(Data records)
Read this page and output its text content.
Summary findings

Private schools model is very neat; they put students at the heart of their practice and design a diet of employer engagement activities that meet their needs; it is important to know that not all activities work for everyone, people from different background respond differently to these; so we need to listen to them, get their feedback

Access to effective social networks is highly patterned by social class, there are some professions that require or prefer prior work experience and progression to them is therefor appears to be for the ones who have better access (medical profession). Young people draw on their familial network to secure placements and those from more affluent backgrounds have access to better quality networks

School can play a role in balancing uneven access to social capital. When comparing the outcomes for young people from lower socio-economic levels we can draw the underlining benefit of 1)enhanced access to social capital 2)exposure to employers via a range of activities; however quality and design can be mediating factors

◆ **Work instructions**
Return every record above exactly as it appears.

◆ **Result for this task**
Read this page and output its text content.
Summary findings

Private schools model is very neat; they put students at the heart of their practice and design a diet of employer engagement activities that meet their needs; it is important to know that not all activities work for everyone, people from different background respond differently to these; so we need to listen to them, get their feedback

Access to effective social networks is highly patterned by social class, there are some professions that require or prefer prior work experience and progression to them is therefor appears to be for the ones who have better access (medical profession). Young people draw on their familial network to secure placements and those from more affluent backgrounds have access to better quality networks

School can play a role in balancing uneven access to social capital. When comparing the outcomes for young people from lower socio-economic levels we can draw the underlining benefit of 1)enhanced access to social capital 2)exposure to employers via a range of activities; however quality and design can be mediating factors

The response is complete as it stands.